Requirements:
Go through the entries and transcribe each one exactly, dropping the pictures.

Given data:
[BEGIN]

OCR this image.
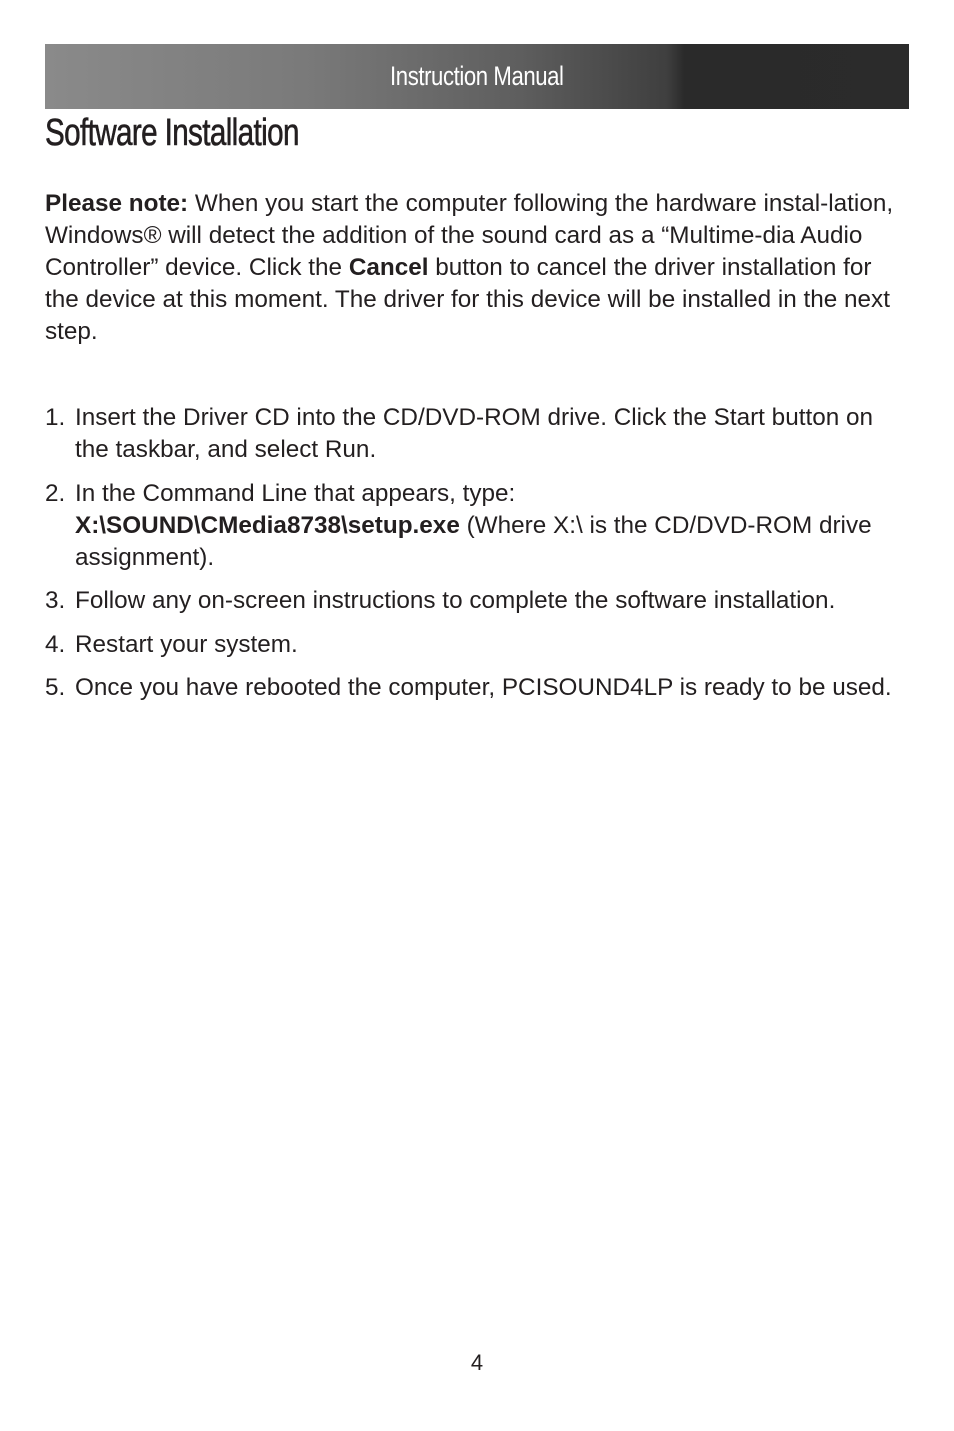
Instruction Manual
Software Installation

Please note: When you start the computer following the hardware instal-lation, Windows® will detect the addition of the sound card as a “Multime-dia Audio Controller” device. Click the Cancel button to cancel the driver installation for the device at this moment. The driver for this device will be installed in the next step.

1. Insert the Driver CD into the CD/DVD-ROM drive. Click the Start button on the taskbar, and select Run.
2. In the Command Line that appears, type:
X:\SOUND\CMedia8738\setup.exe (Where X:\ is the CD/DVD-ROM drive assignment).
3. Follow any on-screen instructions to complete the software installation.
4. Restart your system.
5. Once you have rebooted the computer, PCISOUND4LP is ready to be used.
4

[END]

The result:
OCR this image.
Instruction Manual
Software Installation

Please note: When you start the computer following the hardware instal-lation, Windows® will detect the addition of the sound card as a “Multime-dia Audio Controller” device. Click the Cancel button to cancel the driver installation for the device at this moment. The driver for this device will be installed in the next step.

1. Insert the Driver CD into the CD/DVD-ROM drive. Click the Start button on the taskbar, and select Run.
2. In the Command Line that appears, type:
X:\SOUND\CMedia8738\setup.exe (Where X:\ is the CD/DVD-ROM drive assignment).
3. Follow any on-screen instructions to complete the software installation.
4. Restart your system.
5. Once you have rebooted the computer, PCISOUND4LP is ready to be used.
4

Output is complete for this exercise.